§ **Task objective**
Pull out every line below that contains the word "四个带头".
>>>>>
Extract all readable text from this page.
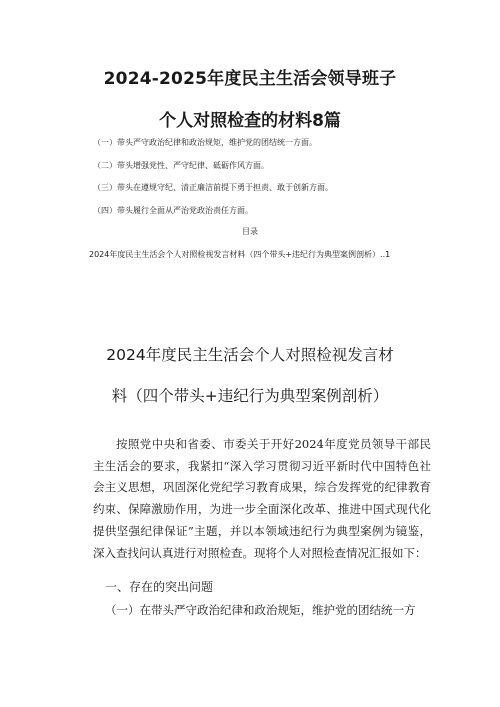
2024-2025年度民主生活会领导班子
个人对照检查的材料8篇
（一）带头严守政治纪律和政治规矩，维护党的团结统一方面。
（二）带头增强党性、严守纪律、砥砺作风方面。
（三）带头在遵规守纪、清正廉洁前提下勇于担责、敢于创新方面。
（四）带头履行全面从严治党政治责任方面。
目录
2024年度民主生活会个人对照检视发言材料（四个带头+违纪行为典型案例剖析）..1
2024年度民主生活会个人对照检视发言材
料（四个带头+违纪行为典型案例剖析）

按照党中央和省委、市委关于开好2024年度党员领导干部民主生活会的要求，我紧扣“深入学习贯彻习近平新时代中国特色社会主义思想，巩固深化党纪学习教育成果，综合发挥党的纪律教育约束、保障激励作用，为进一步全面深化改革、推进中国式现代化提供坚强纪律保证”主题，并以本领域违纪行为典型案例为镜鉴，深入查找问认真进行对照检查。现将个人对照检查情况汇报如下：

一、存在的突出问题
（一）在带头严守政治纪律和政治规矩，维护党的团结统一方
<<<<<
§ **Solution to the problem**
2024年度民主生活会个人对照检视发言材料（四个带头+违纪行为典型案例剖析）..1
料（四个带头+违纪行为典型案例剖析）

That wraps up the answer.